#### Data records ####

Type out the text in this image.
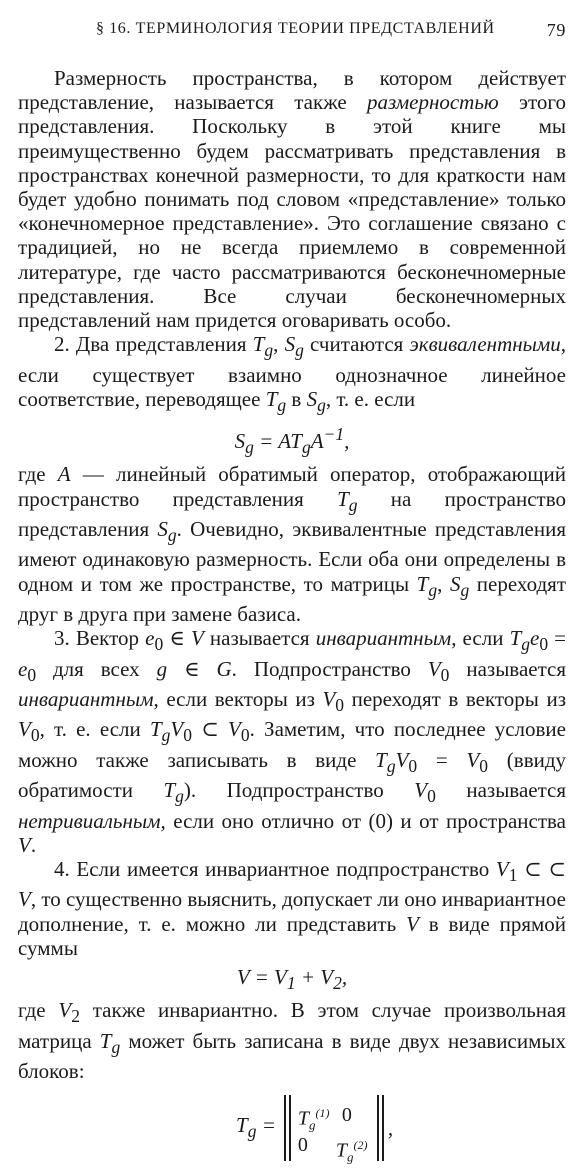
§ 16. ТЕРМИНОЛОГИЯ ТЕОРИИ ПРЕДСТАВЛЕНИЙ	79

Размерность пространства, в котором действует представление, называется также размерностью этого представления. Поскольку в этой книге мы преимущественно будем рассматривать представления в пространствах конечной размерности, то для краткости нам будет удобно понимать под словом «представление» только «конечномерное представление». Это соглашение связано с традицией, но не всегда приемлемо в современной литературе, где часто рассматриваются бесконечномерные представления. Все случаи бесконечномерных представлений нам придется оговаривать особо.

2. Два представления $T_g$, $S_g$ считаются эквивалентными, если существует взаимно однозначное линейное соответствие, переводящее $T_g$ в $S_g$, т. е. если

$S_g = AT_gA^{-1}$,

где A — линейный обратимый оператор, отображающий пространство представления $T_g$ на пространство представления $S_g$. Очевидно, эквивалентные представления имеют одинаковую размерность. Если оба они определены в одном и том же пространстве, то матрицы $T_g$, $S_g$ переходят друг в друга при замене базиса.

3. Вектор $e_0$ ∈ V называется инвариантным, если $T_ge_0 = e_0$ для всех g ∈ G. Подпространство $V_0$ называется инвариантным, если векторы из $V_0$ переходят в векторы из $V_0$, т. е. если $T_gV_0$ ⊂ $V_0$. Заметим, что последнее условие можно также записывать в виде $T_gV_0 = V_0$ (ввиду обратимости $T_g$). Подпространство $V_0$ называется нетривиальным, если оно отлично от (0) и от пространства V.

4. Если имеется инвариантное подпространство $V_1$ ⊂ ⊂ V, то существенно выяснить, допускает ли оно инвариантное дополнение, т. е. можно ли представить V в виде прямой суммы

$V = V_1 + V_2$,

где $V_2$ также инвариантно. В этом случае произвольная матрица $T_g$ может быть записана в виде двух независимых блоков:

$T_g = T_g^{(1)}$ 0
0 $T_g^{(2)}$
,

####
#### Data records ####

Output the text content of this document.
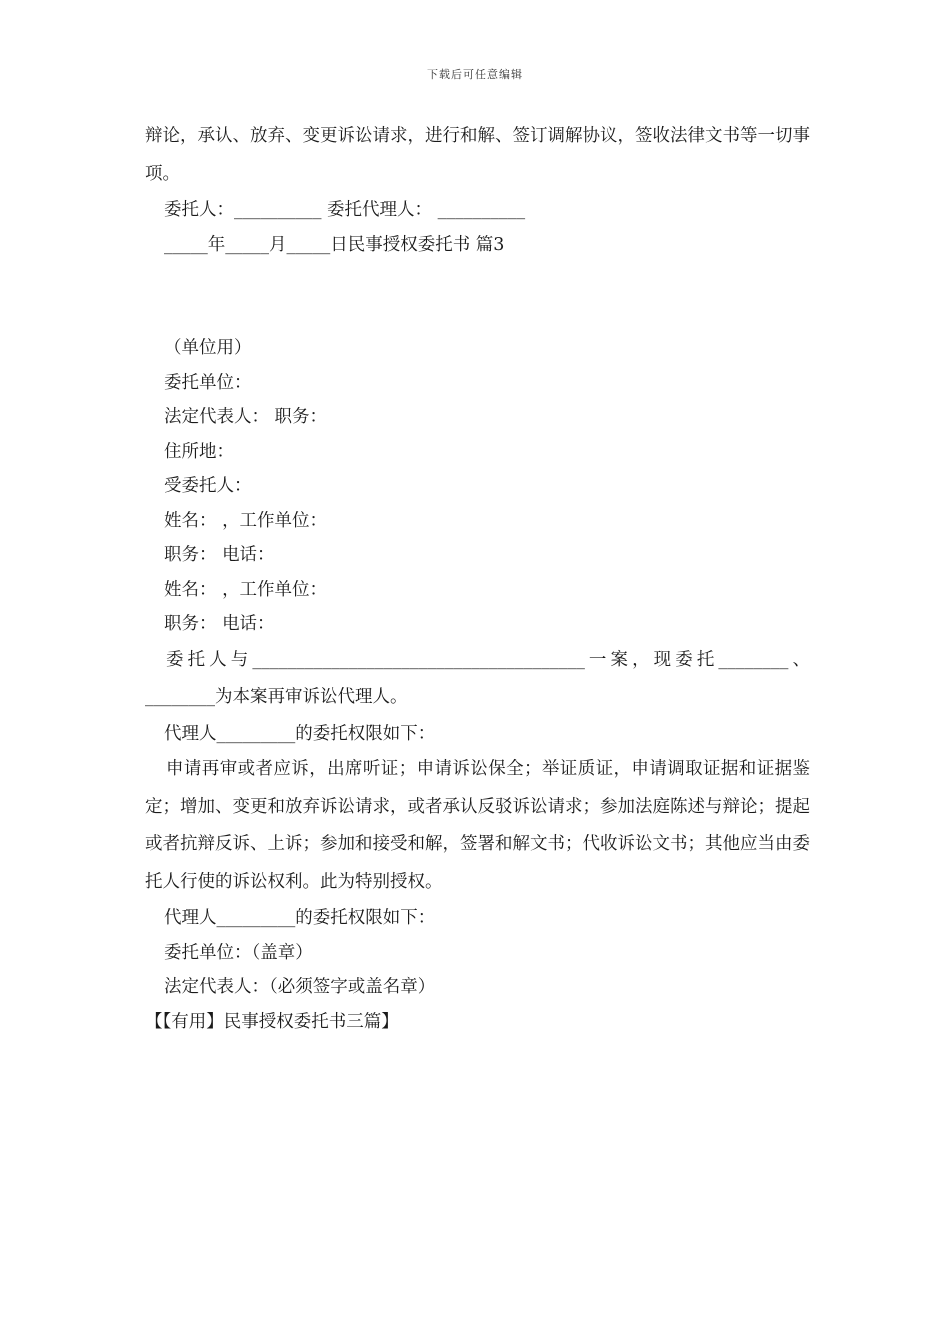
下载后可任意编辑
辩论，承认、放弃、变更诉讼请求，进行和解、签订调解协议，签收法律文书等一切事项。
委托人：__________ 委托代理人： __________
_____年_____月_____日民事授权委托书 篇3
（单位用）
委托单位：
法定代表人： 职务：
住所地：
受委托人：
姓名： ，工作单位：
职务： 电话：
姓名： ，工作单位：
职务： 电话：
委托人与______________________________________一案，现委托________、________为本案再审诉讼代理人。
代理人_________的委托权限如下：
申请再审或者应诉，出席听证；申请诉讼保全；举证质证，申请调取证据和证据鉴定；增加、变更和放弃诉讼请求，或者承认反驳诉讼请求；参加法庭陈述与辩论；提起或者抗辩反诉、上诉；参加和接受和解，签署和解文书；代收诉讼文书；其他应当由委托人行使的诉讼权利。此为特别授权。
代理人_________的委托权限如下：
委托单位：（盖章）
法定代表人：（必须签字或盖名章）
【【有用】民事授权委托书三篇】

####

• [Task brief]:
Read through the entries and copy each line in which "this" appears.

• [Task response]:
Type out the text in this image.
Output the text content of this document.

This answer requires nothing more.